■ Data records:
**********
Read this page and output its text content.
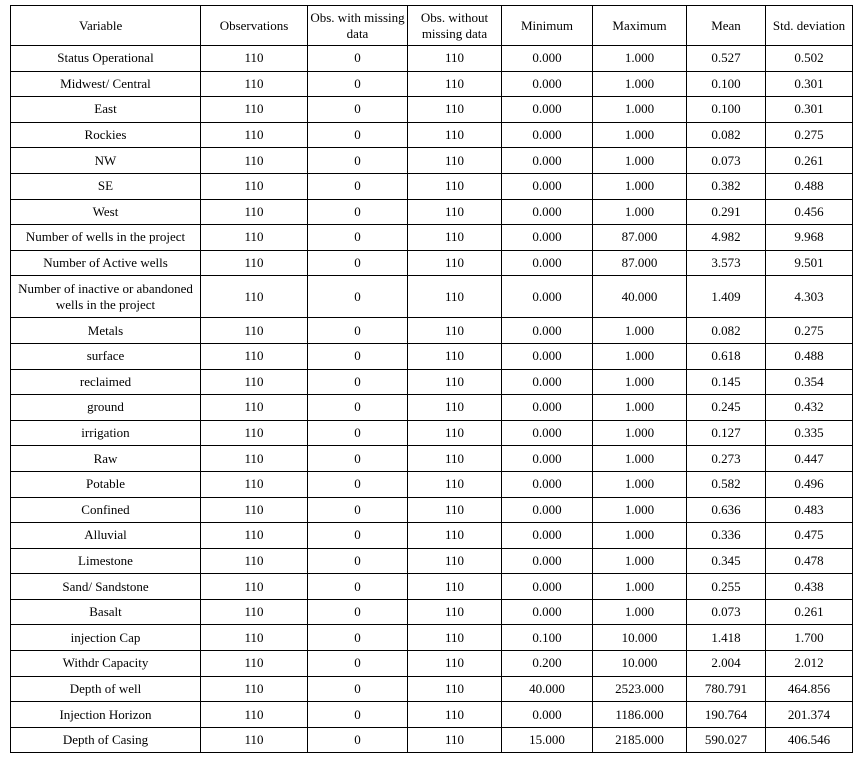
Variable	Observations	Obs. with missing data	Obs. without missing data	Minimum	Maximum	Mean	Std. deviation
Status Operational	110	0	110	0.000	1.000	0.527	0.502
Midwest/ Central	110	0	110	0.000	1.000	0.100	0.301
East	110	0	110	0.000	1.000	0.100	0.301
Rockies	110	0	110	0.000	1.000	0.082	0.275
NW	110	0	110	0.000	1.000	0.073	0.261
SE	110	0	110	0.000	1.000	0.382	0.488
West	110	0	110	0.000	1.000	0.291	0.456
Number of wells in the project	110	0	110	0.000	87.000	4.982	9.968
Number of Active wells	110	0	110	0.000	87.000	3.573	9.501
Number of inactive or abandoned wells in the project	110	0	110	0.000	40.000	1.409	4.303
Metals	110	0	110	0.000	1.000	0.082	0.275
surface	110	0	110	0.000	1.000	0.618	0.488
reclaimed	110	0	110	0.000	1.000	0.145	0.354
ground	110	0	110	0.000	1.000	0.245	0.432
irrigation	110	0	110	0.000	1.000	0.127	0.335
Raw	110	0	110	0.000	1.000	0.273	0.447
Potable	110	0	110	0.000	1.000	0.582	0.496
Confined	110	0	110	0.000	1.000	0.636	0.483
Alluvial	110	0	110	0.000	1.000	0.336	0.475
Limestone	110	0	110	0.000	1.000	0.345	0.478
Sand/ Sandstone	110	0	110	0.000	1.000	0.255	0.438
Basalt	110	0	110	0.000	1.000	0.073	0.261
injection Cap	110	0	110	0.100	10.000	1.418	1.700
Withdr Capacity	110	0	110	0.200	10.000	2.004	2.012
Depth of well	110	0	110	40.000	2523.000	780.791	464.856
Injection Horizon	110	0	110	0.000	1186.000	190.764	201.374
Depth of Casing	110	0	110	15.000	2185.000	590.027	406.546
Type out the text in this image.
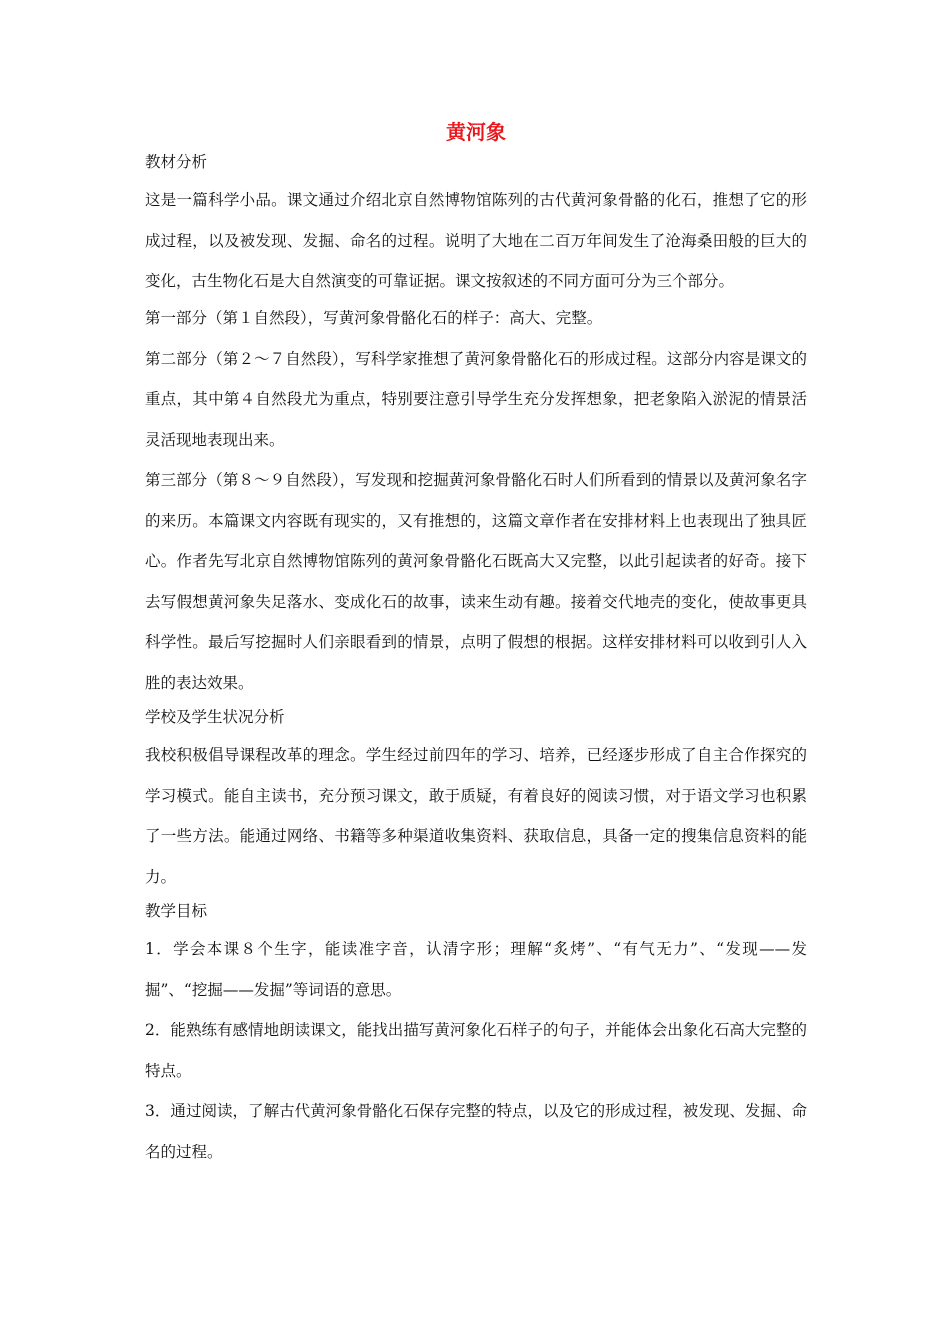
黄河象
教材分析

这是一篇科学小品。课文通过介绍北京自然博物馆陈列的古代黄河象骨骼的化石，推想了它的形成过程，以及被发现、发掘、命名的过程。说明了大地在二百万年间发生了沧海桑田般的巨大的变化，古生物化石是大自然演变的可靠证据。课文按叙述的不同方面可分为三个部分。

第一部分（第１自然段），写黄河象骨骼化石的样子：高大、完整。

第二部分（第２～７自然段），写科学家推想了黄河象骨骼化石的形成过程。这部分内容是课文的重点，其中第４自然段尤为重点，特别要注意引导学生充分发挥想象，把老象陷入淤泥的情景活灵活现地表现出来。

第三部分（第８～９自然段），写发现和挖掘黄河象骨骼化石时人们所看到的情景以及黄河象名字的来历。本篇课文内容既有现实的，又有推想的，这篇文章作者在安排材料上也表现出了独具匠心。作者先写北京自然博物馆陈列的黄河象骨骼化石既高大又完整，以此引起读者的好奇。接下去写假想黄河象失足落水、变成化石的故事，读来生动有趣。接着交代地壳的变化，使故事更具科学性。最后写挖掘时人们亲眼看到的情景，点明了假想的根据。这样安排材料可以收到引人入胜的表达效果。

学校及学生状况分析

我校积极倡导课程改革的理念。学生经过前四年的学习、培养，已经逐步形成了自主合作探究的学习模式。能自主读书，充分预习课文，敢于质疑，有着良好的阅读习惯，对于语文学习也积累了一些方法。能通过网络、书籍等多种渠道收集资料、获取信息，具备一定的搜集信息资料的能力。

教学目标

1．学会本课８个生字，能读准字音，认清字形；理解“炙烤”、“有气无力”、“发现——发掘”、“挖掘——发掘”等词语的意思。

2．能熟练有感情地朗读课文，能找出描写黄河象化石样子的句子，并能体会出象化石高大完整的特点。

3．通过阅读，了解古代黄河象骨骼化石保存完整的特点，以及它的形成过程，被发现、发掘、命名的过程。
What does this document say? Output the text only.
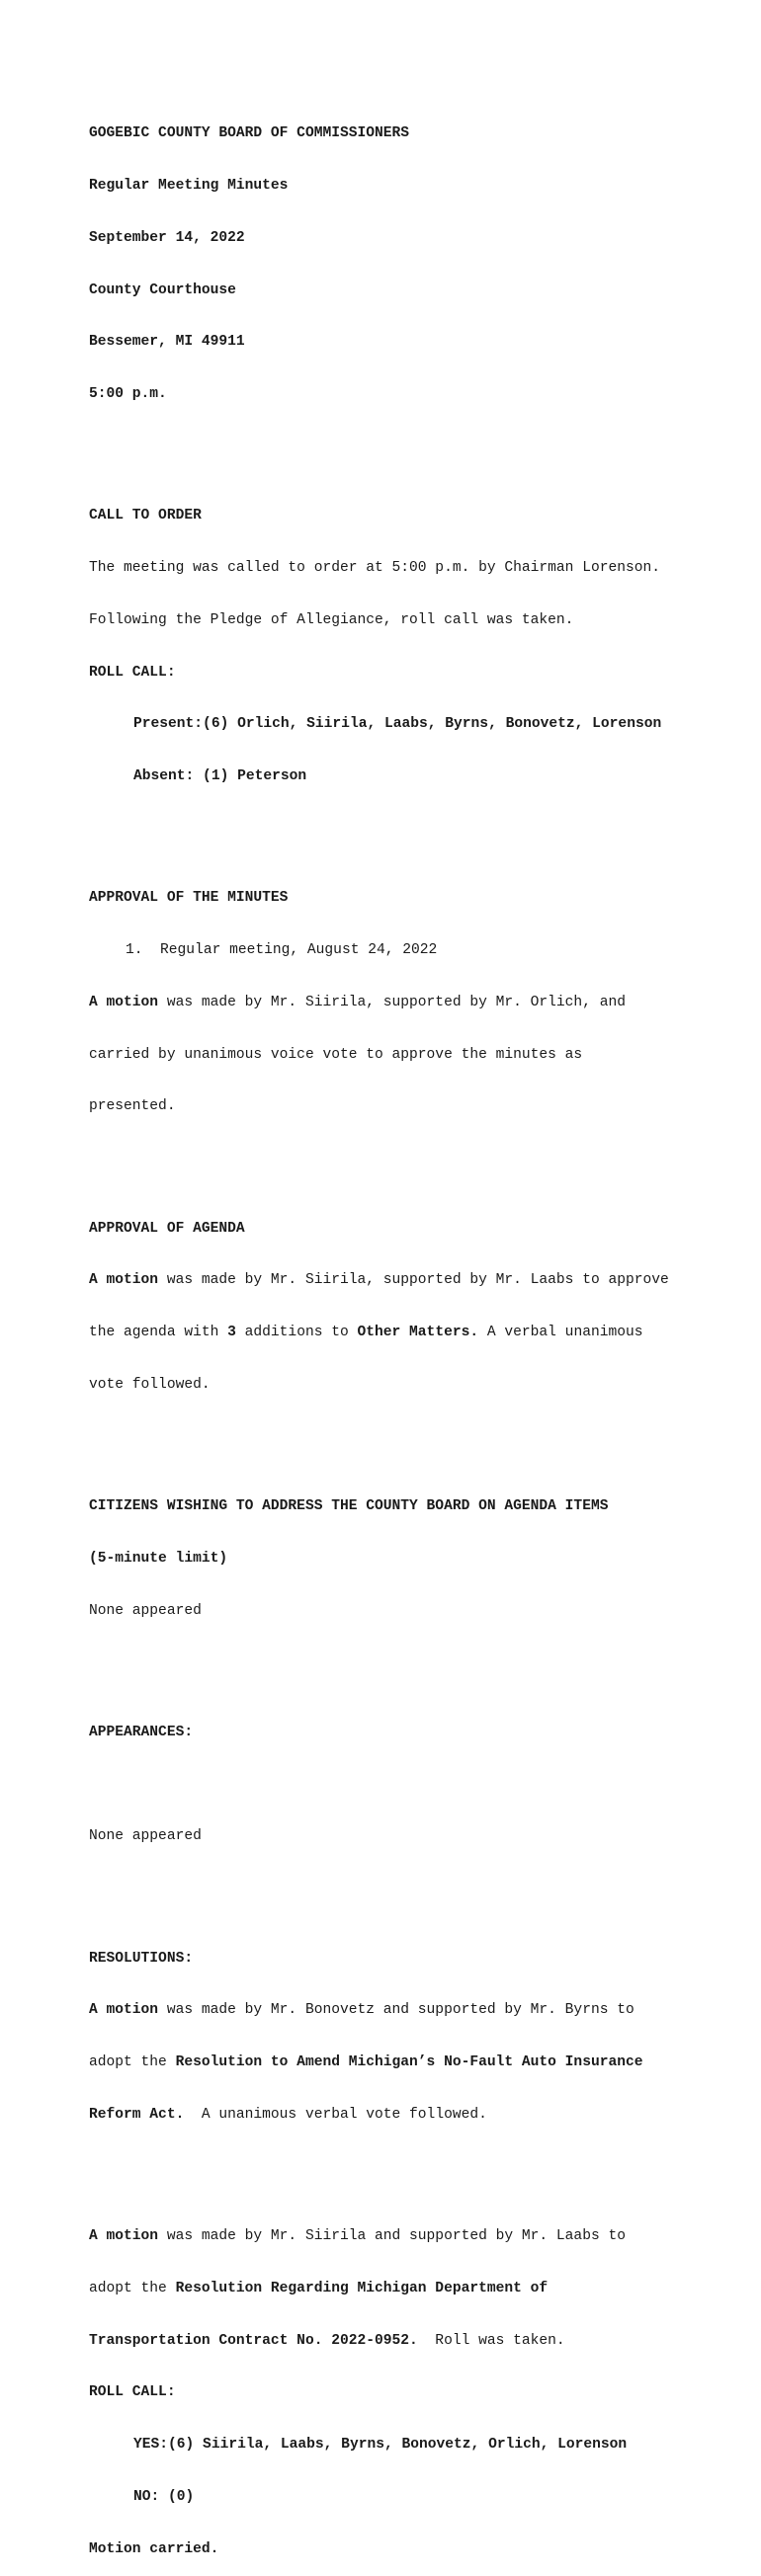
GOGEBIC COUNTY BOARD OF COMMISSIONERS

Regular Meeting Minutes

September 14, 2022

County Courthouse

Bessemer, MI 49911

5:00 p.m.

CALL TO ORDER

The meeting was called to order at 5:00 p.m. by Chairman Lorenson.

Following the Pledge of Allegiance, roll call was taken.

ROLL CALL:

Present:(6) Orlich, Siirila, Laabs, Byrns, Bonovetz, Lorenson

Absent: (1) Peterson

APPROVAL OF THE MINUTES

1. Regular meeting, August 24, 2022

A motion was made by Mr. Siirila, supported by Mr. Orlich, and

carried by unanimous voice vote to approve the minutes as

presented.

APPROVAL OF AGENDA

A motion was made by Mr. Siirila, supported by Mr. Laabs to approve

the agenda with 3 additions to Other Matters. A verbal unanimous

vote followed.

CITIZENS WISHING TO ADDRESS THE COUNTY BOARD ON AGENDA ITEMS

(5-minute limit)

None appeared

APPEARANCES:

None appeared

RESOLUTIONS:

A motion was made by Mr. Bonovetz and supported by Mr. Byrns to

adopt the Resolution to Amend Michigan’s No-Fault Auto Insurance

Reform Act.  A unanimous verbal vote followed.

A motion was made by Mr. Siirila and supported by Mr. Laabs to

adopt the Resolution Regarding Michigan Department of

Transportation Contract No. 2022-0952.  Roll was taken.

ROLL CALL:

YES:(6) Siirila, Laabs, Byrns, Bonovetz, Orlich, Lorenson

NO: (0)

Motion carried.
**********
Set down the material above as is, without any pictures.

Read this page and output its text content.
Variable	Observations	Obs. with missing data	Obs. without missing data	Minimum	Maximum	Mean	Std. deviation
Status Operational	110	0	110	0.000	1.000	0.527	0.502
Midwest/ Central	110	0	110	0.000	1.000	0.100	0.301
East	110	0	110	0.000	1.000	0.100	0.301
Rockies	110	0	110	0.000	1.000	0.082	0.275
NW	110	0	110	0.000	1.000	0.073	0.261
SE	110	0	110	0.000	1.000	0.382	0.488
West	110	0	110	0.000	1.000	0.291	0.456
Number of wells in the project	110	0	110	0.000	87.000	4.982	9.968
Number of Active wells	110	0	110	0.000	87.000	3.573	9.501
Number of inactive or abandoned wells in the project	110	0	110	0.000	40.000	1.409	4.303
Metals	110	0	110	0.000	1.000	0.082	0.275
surface	110	0	110	0.000	1.000	0.618	0.488
reclaimed	110	0	110	0.000	1.000	0.145	0.354
ground	110	0	110	0.000	1.000	0.245	0.432
irrigation	110	0	110	0.000	1.000	0.127	0.335
Raw	110	0	110	0.000	1.000	0.273	0.447
Potable	110	0	110	0.000	1.000	0.582	0.496
Confined	110	0	110	0.000	1.000	0.636	0.483
Alluvial	110	0	110	0.000	1.000	0.336	0.475
Limestone	110	0	110	0.000	1.000	0.345	0.478
Sand/ Sandstone	110	0	110	0.000	1.000	0.255	0.438
Basalt	110	0	110	0.000	1.000	0.073	0.261
injection Cap	110	0	110	0.100	10.000	1.418	1.700
Withdr Capacity	110	0	110	0.200	10.000	2.004	2.012
Depth of well	110	0	110	40.000	2523.000	780.791	464.856
Injection Horizon	110	0	110	0.000	1186.000	190.764	201.374
Depth of Casing	110	0	110	15.000	2185.000	590.027	406.546
Type out the text in this image.
黄河象
教材分析

这是一篇科学小品。课文通过介绍北京自然博物馆陈列的古代黄河象骨骼的化石，推想了它的形成过程，以及被发现、发掘、命名的过程。说明了大地在二百万年间发生了沧海桑田般的巨大的变化，古生物化石是大自然演变的可靠证据。课文按叙述的不同方面可分为三个部分。

第一部分（第１自然段），写黄河象骨骼化石的样子：高大、完整。

第二部分（第２～７自然段），写科学家推想了黄河象骨骼化石的形成过程。这部分内容是课文的重点，其中第４自然段尤为重点，特别要注意引导学生充分发挥想象，把老象陷入淤泥的情景活灵活现地表现出来。

第三部分（第８～９自然段），写发现和挖掘黄河象骨骼化石时人们所看到的情景以及黄河象名字的来历。本篇课文内容既有现实的，又有推想的，这篇文章作者在安排材料上也表现出了独具匠心。作者先写北京自然博物馆陈列的黄河象骨骼化石既高大又完整，以此引起读者的好奇。接下去写假想黄河象失足落水、变成化石的故事，读来生动有趣。接着交代地壳的变化，使故事更具科学性。最后写挖掘时人们亲眼看到的情景，点明了假想的根据。这样安排材料可以收到引人入胜的表达效果。

学校及学生状况分析

我校积极倡导课程改革的理念。学生经过前四年的学习、培养，已经逐步形成了自主合作探究的学习模式。能自主读书，充分预习课文，敢于质疑，有着良好的阅读习惯，对于语文学习也积累了一些方法。能通过网络、书籍等多种渠道收集资料、获取信息，具备一定的搜集信息资料的能力。

教学目标

1．学会本课８个生字，能读准字音，认清字形；理解“炙烤”、“有气无力”、“发现——发掘”、“挖掘——发掘”等词语的意思。

2．能熟练有感情地朗读课文，能找出描写黄河象化石样子的句子，并能体会出象化石高大完整的特点。

3．通过阅读，了解古代黄河象骨骼化石保存完整的特点，以及它的形成过程，被发现、发掘、命名的过程。
What does this document say? Output the text only.
GOGEBIC COUNTY BOARD OF COMMISSIONERS

Regular Meeting Minutes

September 14, 2022

County Courthouse

Bessemer, MI 49911

5:00 p.m.

CALL TO ORDER

The meeting was called to order at 5:00 p.m. by Chairman Lorenson.

Following the Pledge of Allegiance, roll call was taken.

ROLL CALL:

Present:(6) Orlich, Siirila, Laabs, Byrns, Bonovetz, Lorenson

Absent: (1) Peterson

APPROVAL OF THE MINUTES

1. Regular meeting, August 24, 2022

A motion was made by Mr. Siirila, supported by Mr. Orlich, and

carried by unanimous voice vote to approve the minutes as

presented.

APPROVAL OF AGENDA

A motion was made by Mr. Siirila, supported by Mr. Laabs to approve

the agenda with 3 additions to Other Matters. A verbal unanimous

vote followed.

CITIZENS WISHING TO ADDRESS THE COUNTY BOARD ON AGENDA ITEMS

(5-minute limit)

None appeared

APPEARANCES:

None appeared

RESOLUTIONS:

A motion was made by Mr. Bonovetz and supported by Mr. Byrns to

adopt the Resolution to Amend Michigan’s No-Fault Auto Insurance

Reform Act.  A unanimous verbal vote followed.

A motion was made by Mr. Siirila and supported by Mr. Laabs to

adopt the Resolution Regarding Michigan Department of

Transportation Contract No. 2022-0952.  Roll was taken.

ROLL CALL:

YES:(6) Siirila, Laabs, Byrns, Bonovetz, Orlich, Lorenson

NO: (0)

Motion carried.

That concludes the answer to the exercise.